Bounding box entries:
________________________________________
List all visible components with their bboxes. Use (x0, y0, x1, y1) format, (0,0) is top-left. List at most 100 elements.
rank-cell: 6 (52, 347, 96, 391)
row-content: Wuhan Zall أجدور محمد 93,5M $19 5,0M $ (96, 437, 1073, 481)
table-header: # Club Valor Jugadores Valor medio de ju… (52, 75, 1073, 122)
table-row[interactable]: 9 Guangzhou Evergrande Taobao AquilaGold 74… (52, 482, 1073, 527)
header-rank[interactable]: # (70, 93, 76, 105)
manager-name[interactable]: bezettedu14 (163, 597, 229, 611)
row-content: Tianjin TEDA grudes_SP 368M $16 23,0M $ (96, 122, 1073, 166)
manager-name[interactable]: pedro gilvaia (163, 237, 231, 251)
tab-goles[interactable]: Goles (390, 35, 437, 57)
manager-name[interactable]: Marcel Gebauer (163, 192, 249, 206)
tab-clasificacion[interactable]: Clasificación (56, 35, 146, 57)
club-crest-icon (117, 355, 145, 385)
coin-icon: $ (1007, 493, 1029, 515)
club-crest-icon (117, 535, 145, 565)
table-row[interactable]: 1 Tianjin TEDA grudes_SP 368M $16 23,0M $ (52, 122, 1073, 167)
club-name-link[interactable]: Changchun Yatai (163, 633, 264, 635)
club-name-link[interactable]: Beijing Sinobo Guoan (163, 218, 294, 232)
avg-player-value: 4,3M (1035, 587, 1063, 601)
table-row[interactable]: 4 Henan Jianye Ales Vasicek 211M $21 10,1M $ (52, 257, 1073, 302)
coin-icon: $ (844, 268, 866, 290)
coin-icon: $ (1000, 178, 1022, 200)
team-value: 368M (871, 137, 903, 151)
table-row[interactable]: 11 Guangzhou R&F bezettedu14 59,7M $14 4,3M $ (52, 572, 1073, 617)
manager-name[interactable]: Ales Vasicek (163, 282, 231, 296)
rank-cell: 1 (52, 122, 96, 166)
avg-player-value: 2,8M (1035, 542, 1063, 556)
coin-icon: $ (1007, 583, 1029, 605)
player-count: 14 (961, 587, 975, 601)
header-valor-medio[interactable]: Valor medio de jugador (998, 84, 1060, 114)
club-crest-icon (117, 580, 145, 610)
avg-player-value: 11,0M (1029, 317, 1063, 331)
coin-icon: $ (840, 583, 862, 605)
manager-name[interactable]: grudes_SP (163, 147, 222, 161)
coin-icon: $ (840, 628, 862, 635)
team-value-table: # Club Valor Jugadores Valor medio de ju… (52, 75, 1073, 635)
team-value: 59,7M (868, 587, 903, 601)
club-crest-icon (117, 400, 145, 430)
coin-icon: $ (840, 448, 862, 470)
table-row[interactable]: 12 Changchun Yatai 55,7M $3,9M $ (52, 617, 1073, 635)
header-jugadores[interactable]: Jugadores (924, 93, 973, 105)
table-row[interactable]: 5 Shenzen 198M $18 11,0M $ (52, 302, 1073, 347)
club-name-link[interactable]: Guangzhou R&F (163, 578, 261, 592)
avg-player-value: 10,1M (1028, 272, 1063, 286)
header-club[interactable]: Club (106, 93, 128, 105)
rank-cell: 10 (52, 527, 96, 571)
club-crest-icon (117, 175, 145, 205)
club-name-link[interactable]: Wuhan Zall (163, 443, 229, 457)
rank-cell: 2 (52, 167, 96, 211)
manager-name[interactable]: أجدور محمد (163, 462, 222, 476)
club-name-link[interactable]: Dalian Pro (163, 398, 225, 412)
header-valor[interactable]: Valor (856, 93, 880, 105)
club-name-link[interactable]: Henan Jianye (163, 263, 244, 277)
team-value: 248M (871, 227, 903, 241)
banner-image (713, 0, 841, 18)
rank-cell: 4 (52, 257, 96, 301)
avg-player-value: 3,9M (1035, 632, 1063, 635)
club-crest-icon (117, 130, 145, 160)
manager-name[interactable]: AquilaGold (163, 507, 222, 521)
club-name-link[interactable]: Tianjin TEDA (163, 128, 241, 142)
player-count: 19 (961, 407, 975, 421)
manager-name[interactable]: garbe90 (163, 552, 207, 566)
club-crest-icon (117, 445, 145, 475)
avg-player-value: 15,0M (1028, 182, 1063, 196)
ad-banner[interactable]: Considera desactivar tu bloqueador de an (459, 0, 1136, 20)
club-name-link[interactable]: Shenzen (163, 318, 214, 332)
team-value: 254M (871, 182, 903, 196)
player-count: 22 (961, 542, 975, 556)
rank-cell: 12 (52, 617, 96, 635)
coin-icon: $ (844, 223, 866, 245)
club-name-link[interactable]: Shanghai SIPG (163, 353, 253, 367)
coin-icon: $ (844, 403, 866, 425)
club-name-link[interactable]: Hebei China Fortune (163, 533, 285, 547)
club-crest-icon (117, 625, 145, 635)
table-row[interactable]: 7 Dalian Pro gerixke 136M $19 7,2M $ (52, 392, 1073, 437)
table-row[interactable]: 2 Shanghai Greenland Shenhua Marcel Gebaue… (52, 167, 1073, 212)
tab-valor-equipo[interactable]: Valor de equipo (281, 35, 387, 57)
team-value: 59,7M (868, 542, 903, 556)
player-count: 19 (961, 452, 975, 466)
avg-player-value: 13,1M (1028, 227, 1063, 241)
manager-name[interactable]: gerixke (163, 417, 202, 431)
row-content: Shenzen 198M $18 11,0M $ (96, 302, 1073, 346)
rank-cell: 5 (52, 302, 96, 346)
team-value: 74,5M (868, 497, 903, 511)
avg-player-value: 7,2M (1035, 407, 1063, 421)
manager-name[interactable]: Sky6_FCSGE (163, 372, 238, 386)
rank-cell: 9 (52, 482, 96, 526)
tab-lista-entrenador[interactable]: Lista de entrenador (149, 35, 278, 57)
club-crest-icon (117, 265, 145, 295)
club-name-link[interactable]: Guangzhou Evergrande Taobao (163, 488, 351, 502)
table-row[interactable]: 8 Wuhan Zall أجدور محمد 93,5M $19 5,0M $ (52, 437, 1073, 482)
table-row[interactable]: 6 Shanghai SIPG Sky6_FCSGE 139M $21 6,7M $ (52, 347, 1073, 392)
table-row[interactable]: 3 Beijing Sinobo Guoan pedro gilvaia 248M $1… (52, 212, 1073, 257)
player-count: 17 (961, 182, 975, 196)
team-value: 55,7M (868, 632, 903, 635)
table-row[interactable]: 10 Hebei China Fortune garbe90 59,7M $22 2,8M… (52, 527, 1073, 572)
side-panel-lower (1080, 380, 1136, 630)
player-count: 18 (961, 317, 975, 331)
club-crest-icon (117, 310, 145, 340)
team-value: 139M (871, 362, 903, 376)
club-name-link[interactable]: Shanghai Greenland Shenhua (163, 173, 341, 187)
________________________________________
= Given exercise =
Rewrite the entries above, switching every "coin-icon" to "currency-icon" and leaving all else unchanged.

= Final result =
List all visible components with their bboxes. Use (x0, y0, x1, y1) format, (0,0) is top-left. List at most 100 elements.
rank-cell: 6 (52, 347, 96, 391)
row-content: Wuhan Zall أجدور محمد 93,5M $19 5,0M $ (96, 437, 1073, 481)
table-header: # Club Valor Jugadores Valor medio de ju… (52, 75, 1073, 122)
table-row[interactable]: 9 Guangzhou Evergrande Taobao AquilaGold 74… (52, 482, 1073, 527)
header-rank[interactable]: # (70, 93, 76, 105)
manager-name[interactable]: bezettedu14 (163, 597, 229, 611)
row-content: Tianjin TEDA grudes_SP 368M $16 23,0M $ (96, 122, 1073, 166)
manager-name[interactable]: pedro gilvaia (163, 237, 231, 251)
tab-goles[interactable]: Goles (390, 35, 437, 57)
manager-name[interactable]: Marcel Gebauer (163, 192, 249, 206)
tab-clasificacion[interactable]: Clasificación (56, 35, 146, 57)
club-crest-icon (117, 355, 145, 385)
currency-icon: $ (1007, 493, 1029, 515)
club-crest-icon (117, 535, 145, 565)
table-row[interactable]: 1 Tianjin TEDA grudes_SP 368M $16 23,0M $ (52, 122, 1073, 167)
club-name-link[interactable]: Changchun Yatai (163, 633, 264, 635)
club-name-link[interactable]: Beijing Sinobo Guoan (163, 218, 294, 232)
avg-player-value: 4,3M (1035, 587, 1063, 601)
table-row[interactable]: 4 Henan Jianye Ales Vasicek 211M $21 10,1M $ (52, 257, 1073, 302)
currency-icon: $ (844, 268, 866, 290)
currency-icon: $ (1000, 178, 1022, 200)
team-value: 368M (871, 137, 903, 151)
table-row[interactable]: 11 Guangzhou R&F bezettedu14 59,7M $14 4,3M $ (52, 572, 1073, 617)
manager-name[interactable]: Ales Vasicek (163, 282, 231, 296)
rank-cell: 1 (52, 122, 96, 166)
avg-player-value: 2,8M (1035, 542, 1063, 556)
currency-icon: $ (1007, 583, 1029, 605)
player-count: 14 (961, 587, 975, 601)
header-valor-medio[interactable]: Valor medio de jugador (998, 84, 1060, 114)
club-crest-icon (117, 580, 145, 610)
avg-player-value: 11,0M (1029, 317, 1063, 331)
currency-icon: $ (840, 583, 862, 605)
manager-name[interactable]: grudes_SP (163, 147, 222, 161)
currency-icon: $ (840, 628, 862, 635)
team-value-table: # Club Valor Jugadores Valor medio de ju… (52, 75, 1073, 635)
team-value: 59,7M (868, 587, 903, 601)
club-crest-icon (117, 400, 145, 430)
currency-icon: $ (840, 448, 862, 470)
table-row[interactable]: 12 Changchun Yatai 55,7M $3,9M $ (52, 617, 1073, 635)
header-jugadores[interactable]: Jugadores (924, 93, 973, 105)
table-row[interactable]: 5 Shenzen 198M $18 11,0M $ (52, 302, 1073, 347)
club-name-link[interactable]: Guangzhou R&F (163, 578, 261, 592)
avg-player-value: 10,1M (1028, 272, 1063, 286)
header-club[interactable]: Club (106, 93, 128, 105)
rank-cell: 10 (52, 527, 96, 571)
club-crest-icon (117, 175, 145, 205)
club-name-link[interactable]: Wuhan Zall (163, 443, 229, 457)
rank-cell: 2 (52, 167, 96, 211)
manager-name[interactable]: أجدور محمد (163, 462, 222, 476)
club-name-link[interactable]: Dalian Pro (163, 398, 225, 412)
header-valor[interactable]: Valor (856, 93, 880, 105)
club-name-link[interactable]: Henan Jianye (163, 263, 244, 277)
team-value: 248M (871, 227, 903, 241)
banner-image (713, 0, 841, 18)
rank-cell: 4 (52, 257, 96, 301)
avg-player-value: 3,9M (1035, 632, 1063, 635)
club-crest-icon (117, 130, 145, 160)
manager-name[interactable]: AquilaGold (163, 507, 222, 521)
club-name-link[interactable]: Tianjin TEDA (163, 128, 241, 142)
player-count: 19 (961, 407, 975, 421)
manager-name[interactable]: garbe90 (163, 552, 207, 566)
club-crest-icon (117, 445, 145, 475)
avg-player-value: 15,0M (1028, 182, 1063, 196)
ad-banner[interactable]: Considera desactivar tu bloqueador de an (459, 0, 1136, 20)
club-name-link[interactable]: Shenzen (163, 318, 214, 332)
team-value: 254M (871, 182, 903, 196)
player-count: 22 (961, 542, 975, 556)
rank-cell: 12 (52, 617, 96, 635)
currency-icon: $ (844, 223, 866, 245)
club-name-link[interactable]: Shanghai SIPG (163, 353, 253, 367)
currency-icon: $ (844, 403, 866, 425)
club-name-link[interactable]: Hebei China Fortune (163, 533, 285, 547)
club-crest-icon (117, 625, 145, 635)
table-row[interactable]: 7 Dalian Pro gerixke 136M $19 7,2M $ (52, 392, 1073, 437)
table-row[interactable]: 2 Shanghai Greenland Shenhua Marcel Gebaue… (52, 167, 1073, 212)
tab-valor-equipo[interactable]: Valor de equipo (281, 35, 387, 57)
team-value: 59,7M (868, 542, 903, 556)
player-count: 19 (961, 452, 975, 466)
avg-player-value: 13,1M (1028, 227, 1063, 241)
manager-name[interactable]: gerixke (163, 417, 202, 431)
row-content: Shenzen 198M $18 11,0M $ (96, 302, 1073, 346)
rank-cell: 5 (52, 302, 96, 346)
team-value: 74,5M (868, 497, 903, 511)
avg-player-value: 7,2M (1035, 407, 1063, 421)
manager-name[interactable]: Sky6_FCSGE (163, 372, 238, 386)
rank-cell: 9 (52, 482, 96, 526)
tab-lista-entrenador[interactable]: Lista de entrenador (149, 35, 278, 57)
club-crest-icon (117, 265, 145, 295)
club-name-link[interactable]: Guangzhou Evergrande Taobao (163, 488, 351, 502)
table-row[interactable]: 8 Wuhan Zall أجدور محمد 93,5M $19 5,0M $ (52, 437, 1073, 482)
table-row[interactable]: 6 Shanghai SIPG Sky6_FCSGE 139M $21 6,7M $ (52, 347, 1073, 392)
table-row[interactable]: 3 Beijing Sinobo Guoan pedro gilvaia 248M $1… (52, 212, 1073, 257)
player-count: 17 (961, 182, 975, 196)
team-value: 55,7M (868, 632, 903, 635)
table-row[interactable]: 10 Hebei China Fortune garbe90 59,7M $22 2,8M… (52, 527, 1073, 572)
side-panel-lower (1080, 380, 1136, 630)
player-count: 18 (961, 317, 975, 331)
club-crest-icon (117, 310, 145, 340)
team-value: 139M (871, 362, 903, 376)
club-name-link[interactable]: Shanghai Greenland Shenhua (163, 173, 341, 187)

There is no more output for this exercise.